» **Problem**:
Search the data for the word "type" and copy every line that contains it.

[Figure record listings]
>>>

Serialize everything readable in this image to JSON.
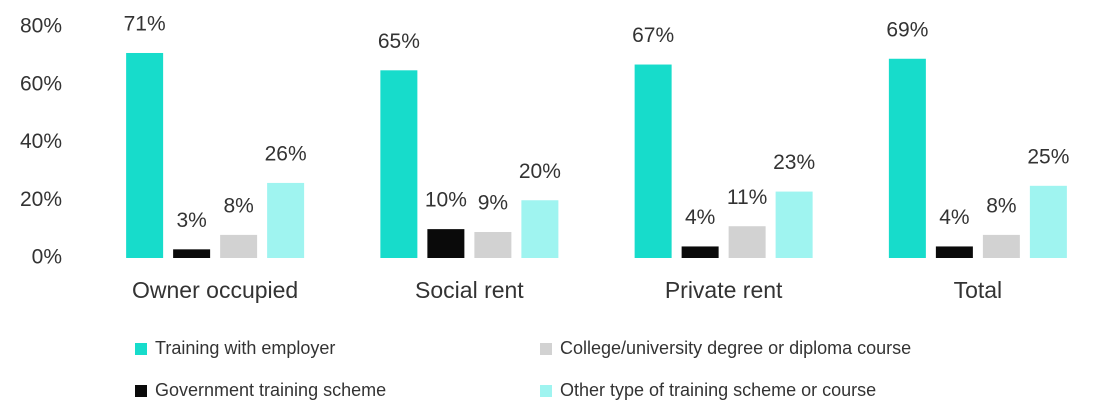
{
  "chart_data": {
    "type": "bar",
    "categories": [
      "Owner occupied",
      "Social rent",
      "Private rent",
      "Total"
    ],
    "series": [
      {
        "name": "Training with employer",
        "color": "#17dccb",
        "values": [
          71,
          65,
          67,
          69
        ],
        "value_labels": [
          "71%",
          "65%",
          "67%",
          "69%"
        ]
      },
      {
        "name": "Government training scheme",
        "color": "#0a0a0a",
        "values": [
          3,
          10,
          4,
          4
        ],
        "value_labels": [
          "3%",
          "10%",
          "4%",
          "4%"
        ]
      },
      {
        "name": "College/university degree or diploma course",
        "color": "#d2d2d2",
        "values": [
          8,
          9,
          11,
          8
        ],
        "value_labels": [
          "8%",
          "9%",
          "11%",
          "8%"
        ]
      },
      {
        "name": "Other type of training scheme or course",
        "color": "#9ff4f0",
        "values": [
          26,
          20,
          23,
          25
        ],
        "value_labels": [
          "26%",
          "20%",
          "23%",
          "25%"
        ]
      }
    ],
    "ylim": [
      0,
      80
    ],
    "yticks": [
      {
        "value": 0,
        "label": "0%"
      },
      {
        "value": 20,
        "label": "20%"
      },
      {
        "value": 40,
        "label": "40%"
      },
      {
        "value": 60,
        "label": "60%"
      },
      {
        "value": 80,
        "label": "80%"
      }
    ],
    "grid": false,
    "legend": "bottom"
  }
}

<<<

» **Solution to the problem**:
    "type": "bar",
        "name": "Other type of training scheme or course",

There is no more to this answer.